WHAT YOU SHOULD DO →
Go through the entries below and collect each line with the string "ثيابهم" in it.

MATERIAL FOR THE TASK →

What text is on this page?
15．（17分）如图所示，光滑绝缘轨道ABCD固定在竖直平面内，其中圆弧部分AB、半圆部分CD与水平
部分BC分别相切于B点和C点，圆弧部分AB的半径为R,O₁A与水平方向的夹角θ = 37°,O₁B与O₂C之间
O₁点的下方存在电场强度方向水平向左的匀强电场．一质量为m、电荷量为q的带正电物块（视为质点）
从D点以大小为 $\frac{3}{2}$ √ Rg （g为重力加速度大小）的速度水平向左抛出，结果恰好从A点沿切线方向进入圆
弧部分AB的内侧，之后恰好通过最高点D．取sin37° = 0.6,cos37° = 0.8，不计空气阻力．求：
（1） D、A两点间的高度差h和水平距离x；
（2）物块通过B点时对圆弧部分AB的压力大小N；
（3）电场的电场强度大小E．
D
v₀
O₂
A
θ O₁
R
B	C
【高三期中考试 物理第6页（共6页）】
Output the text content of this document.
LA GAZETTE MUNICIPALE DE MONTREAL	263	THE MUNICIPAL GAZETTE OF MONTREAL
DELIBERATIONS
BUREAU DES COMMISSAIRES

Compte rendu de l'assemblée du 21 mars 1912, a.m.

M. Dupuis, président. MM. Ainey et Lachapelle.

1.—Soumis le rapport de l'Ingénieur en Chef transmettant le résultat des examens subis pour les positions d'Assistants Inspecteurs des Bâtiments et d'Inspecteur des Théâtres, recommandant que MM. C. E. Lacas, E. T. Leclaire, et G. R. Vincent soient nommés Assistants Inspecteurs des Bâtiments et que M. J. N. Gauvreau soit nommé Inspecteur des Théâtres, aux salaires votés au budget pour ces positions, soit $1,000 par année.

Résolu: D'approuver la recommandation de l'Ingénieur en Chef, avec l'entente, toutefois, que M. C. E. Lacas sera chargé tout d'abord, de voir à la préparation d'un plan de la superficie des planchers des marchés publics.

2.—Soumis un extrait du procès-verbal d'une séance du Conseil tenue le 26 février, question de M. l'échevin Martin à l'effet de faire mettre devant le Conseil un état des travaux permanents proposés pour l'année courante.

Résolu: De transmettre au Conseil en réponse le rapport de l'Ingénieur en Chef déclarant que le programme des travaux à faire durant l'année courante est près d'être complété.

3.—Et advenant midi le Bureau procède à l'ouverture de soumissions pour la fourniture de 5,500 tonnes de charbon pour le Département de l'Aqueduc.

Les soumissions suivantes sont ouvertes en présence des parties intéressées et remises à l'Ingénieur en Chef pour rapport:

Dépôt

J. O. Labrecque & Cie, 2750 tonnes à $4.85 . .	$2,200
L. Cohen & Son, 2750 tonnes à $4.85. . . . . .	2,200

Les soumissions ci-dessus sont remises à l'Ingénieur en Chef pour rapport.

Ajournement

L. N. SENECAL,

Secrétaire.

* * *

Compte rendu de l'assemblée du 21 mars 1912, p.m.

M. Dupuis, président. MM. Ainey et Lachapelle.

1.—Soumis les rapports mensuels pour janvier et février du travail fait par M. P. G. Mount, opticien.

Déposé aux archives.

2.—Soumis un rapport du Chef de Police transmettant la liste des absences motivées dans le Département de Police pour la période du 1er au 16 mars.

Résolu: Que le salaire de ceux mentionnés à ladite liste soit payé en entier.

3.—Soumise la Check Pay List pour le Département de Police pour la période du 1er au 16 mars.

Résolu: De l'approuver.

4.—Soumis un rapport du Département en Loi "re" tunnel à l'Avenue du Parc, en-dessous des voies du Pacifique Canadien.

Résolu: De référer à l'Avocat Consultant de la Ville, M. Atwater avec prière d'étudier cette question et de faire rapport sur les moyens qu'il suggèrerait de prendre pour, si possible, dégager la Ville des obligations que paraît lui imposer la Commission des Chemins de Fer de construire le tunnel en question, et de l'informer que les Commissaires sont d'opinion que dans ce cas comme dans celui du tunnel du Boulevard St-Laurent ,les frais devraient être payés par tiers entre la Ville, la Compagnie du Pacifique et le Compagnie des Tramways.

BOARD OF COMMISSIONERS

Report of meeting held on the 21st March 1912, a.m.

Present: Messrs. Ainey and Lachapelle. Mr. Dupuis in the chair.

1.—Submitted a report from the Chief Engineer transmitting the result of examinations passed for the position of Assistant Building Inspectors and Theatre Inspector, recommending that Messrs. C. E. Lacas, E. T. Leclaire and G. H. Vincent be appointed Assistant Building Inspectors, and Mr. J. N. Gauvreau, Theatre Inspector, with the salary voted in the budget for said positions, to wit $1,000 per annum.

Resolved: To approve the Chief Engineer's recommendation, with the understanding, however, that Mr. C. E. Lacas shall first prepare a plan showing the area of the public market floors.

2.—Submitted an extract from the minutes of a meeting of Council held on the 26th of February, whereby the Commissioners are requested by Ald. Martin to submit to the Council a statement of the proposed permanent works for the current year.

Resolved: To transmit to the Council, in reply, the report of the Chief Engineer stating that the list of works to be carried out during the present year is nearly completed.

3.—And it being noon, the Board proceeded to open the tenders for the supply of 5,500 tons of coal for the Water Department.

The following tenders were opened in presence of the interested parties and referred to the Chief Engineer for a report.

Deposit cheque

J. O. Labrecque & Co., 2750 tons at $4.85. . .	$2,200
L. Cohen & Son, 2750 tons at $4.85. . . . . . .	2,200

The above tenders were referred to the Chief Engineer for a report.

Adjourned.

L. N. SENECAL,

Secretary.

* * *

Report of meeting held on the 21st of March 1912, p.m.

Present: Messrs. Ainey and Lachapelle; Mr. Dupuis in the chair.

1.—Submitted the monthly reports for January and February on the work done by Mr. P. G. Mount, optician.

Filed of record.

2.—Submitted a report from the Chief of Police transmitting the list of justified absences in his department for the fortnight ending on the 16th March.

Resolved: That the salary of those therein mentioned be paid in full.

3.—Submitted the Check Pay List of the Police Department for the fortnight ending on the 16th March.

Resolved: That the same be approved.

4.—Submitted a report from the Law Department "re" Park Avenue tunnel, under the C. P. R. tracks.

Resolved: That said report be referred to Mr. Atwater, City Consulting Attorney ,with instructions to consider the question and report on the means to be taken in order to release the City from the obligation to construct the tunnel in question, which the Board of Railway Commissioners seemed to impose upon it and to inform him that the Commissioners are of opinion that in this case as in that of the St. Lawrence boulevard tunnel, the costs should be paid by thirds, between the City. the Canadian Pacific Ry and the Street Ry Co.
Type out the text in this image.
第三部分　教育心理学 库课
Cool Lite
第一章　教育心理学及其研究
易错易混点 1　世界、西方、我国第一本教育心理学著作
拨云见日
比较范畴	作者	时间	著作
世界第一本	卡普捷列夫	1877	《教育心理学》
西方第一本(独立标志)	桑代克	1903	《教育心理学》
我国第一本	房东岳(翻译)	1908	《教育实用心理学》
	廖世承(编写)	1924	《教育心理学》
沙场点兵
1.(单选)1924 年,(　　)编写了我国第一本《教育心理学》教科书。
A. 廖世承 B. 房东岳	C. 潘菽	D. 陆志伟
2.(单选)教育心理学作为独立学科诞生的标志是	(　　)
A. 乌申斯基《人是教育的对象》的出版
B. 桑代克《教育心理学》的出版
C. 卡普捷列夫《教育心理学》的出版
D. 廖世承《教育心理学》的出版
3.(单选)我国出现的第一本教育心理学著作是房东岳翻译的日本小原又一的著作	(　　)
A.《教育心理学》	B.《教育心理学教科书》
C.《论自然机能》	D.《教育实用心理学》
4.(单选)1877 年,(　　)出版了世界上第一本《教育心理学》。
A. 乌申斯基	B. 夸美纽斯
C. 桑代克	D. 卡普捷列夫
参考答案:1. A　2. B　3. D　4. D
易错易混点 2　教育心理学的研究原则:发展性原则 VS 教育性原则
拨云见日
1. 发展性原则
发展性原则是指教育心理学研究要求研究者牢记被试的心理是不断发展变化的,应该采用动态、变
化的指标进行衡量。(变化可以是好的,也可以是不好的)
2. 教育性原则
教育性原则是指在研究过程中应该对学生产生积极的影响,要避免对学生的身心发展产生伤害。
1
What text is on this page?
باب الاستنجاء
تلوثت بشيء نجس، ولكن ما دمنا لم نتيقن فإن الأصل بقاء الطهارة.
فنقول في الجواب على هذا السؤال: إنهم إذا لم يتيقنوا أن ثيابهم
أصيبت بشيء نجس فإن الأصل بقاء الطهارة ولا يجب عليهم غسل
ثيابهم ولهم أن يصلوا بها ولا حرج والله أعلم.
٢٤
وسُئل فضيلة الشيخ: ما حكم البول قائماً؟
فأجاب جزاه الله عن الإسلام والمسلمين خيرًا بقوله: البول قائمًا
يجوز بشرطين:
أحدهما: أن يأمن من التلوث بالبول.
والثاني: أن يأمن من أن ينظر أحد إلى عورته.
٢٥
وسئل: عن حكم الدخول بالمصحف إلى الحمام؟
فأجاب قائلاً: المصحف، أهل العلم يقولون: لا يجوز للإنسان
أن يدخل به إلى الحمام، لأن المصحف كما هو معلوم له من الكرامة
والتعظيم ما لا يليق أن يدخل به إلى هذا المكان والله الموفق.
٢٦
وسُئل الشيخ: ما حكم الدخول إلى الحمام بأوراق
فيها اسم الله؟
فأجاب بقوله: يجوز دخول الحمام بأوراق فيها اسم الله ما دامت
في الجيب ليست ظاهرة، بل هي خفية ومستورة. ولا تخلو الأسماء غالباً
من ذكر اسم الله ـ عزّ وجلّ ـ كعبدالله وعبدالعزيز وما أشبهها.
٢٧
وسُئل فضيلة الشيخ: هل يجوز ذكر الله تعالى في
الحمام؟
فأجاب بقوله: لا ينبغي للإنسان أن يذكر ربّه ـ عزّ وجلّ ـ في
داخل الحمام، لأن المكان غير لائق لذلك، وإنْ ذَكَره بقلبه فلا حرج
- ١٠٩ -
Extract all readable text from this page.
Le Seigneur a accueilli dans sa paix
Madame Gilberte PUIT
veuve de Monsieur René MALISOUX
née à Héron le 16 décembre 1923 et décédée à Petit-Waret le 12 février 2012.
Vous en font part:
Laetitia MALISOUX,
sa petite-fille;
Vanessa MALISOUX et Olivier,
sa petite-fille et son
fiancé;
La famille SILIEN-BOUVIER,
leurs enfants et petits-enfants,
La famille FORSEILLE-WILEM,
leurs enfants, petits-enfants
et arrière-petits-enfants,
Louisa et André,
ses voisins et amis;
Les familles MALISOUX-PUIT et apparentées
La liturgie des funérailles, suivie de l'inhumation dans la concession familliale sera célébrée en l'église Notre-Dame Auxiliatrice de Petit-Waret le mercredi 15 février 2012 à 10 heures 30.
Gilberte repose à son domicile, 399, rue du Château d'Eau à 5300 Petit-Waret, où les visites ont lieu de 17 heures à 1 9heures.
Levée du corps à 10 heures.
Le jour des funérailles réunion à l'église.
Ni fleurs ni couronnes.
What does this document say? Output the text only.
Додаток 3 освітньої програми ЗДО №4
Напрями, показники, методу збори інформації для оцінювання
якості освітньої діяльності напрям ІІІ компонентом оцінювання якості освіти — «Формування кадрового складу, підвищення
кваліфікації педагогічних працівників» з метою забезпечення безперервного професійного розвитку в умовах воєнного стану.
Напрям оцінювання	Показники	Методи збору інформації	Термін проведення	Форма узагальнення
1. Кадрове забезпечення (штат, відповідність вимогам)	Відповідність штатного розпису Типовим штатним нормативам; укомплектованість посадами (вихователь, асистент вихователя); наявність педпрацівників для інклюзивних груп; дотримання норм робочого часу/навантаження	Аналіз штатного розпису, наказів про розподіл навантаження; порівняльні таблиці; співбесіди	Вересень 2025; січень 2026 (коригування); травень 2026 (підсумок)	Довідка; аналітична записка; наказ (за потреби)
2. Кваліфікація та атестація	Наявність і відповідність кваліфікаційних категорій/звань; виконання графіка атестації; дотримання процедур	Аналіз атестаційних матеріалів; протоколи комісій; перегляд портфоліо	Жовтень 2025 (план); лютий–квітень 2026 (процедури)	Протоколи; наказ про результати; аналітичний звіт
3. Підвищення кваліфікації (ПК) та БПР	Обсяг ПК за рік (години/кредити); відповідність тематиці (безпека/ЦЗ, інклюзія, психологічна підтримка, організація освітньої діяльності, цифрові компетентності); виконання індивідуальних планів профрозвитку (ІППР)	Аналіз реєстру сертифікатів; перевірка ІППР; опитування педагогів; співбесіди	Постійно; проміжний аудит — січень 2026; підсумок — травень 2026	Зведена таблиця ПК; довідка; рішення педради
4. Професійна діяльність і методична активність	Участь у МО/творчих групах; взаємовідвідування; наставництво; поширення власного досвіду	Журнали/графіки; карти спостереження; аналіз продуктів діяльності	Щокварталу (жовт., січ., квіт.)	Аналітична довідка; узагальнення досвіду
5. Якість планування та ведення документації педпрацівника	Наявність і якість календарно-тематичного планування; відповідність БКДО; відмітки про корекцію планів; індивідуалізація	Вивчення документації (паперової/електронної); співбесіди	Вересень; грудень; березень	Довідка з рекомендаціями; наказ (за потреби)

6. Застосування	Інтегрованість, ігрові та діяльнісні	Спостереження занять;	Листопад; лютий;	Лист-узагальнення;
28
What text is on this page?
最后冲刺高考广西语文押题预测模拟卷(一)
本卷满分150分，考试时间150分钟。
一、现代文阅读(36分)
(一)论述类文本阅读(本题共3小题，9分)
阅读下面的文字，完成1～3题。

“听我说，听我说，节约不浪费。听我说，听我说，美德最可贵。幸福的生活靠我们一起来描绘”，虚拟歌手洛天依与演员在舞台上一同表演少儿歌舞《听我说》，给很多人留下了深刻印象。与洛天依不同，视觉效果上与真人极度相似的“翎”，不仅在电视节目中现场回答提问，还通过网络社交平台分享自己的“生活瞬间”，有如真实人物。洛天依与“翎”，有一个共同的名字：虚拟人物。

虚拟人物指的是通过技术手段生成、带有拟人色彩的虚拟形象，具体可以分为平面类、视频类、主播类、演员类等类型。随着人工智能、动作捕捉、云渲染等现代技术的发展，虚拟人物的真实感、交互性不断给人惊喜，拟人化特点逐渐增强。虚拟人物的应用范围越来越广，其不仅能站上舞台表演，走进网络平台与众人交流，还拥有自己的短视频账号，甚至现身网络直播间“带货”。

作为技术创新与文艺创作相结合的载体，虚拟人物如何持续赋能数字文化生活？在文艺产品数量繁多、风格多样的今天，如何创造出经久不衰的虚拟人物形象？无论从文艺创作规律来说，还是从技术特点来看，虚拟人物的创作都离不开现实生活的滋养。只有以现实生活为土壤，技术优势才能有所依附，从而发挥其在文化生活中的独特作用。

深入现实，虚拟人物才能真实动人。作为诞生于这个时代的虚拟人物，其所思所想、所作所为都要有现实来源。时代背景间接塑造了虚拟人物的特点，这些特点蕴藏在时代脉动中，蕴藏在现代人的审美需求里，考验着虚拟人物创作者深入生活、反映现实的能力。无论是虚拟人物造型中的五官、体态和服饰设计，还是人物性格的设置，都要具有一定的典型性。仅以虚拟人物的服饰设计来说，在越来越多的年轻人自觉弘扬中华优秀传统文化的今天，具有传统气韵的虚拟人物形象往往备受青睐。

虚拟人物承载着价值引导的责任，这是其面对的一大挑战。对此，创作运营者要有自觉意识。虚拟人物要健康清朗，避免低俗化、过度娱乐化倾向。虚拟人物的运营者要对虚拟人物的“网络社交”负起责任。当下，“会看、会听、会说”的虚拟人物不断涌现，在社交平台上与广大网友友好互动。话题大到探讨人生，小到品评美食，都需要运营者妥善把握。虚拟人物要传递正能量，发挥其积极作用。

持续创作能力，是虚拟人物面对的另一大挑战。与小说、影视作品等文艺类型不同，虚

RESULT →
فنقول في الجواب على هذا السؤال: إنهم إذا لم يتيقنوا أن ثيابهم
ثيابهم ولهم أن يصلوا بها ولا حرج والله أعلم.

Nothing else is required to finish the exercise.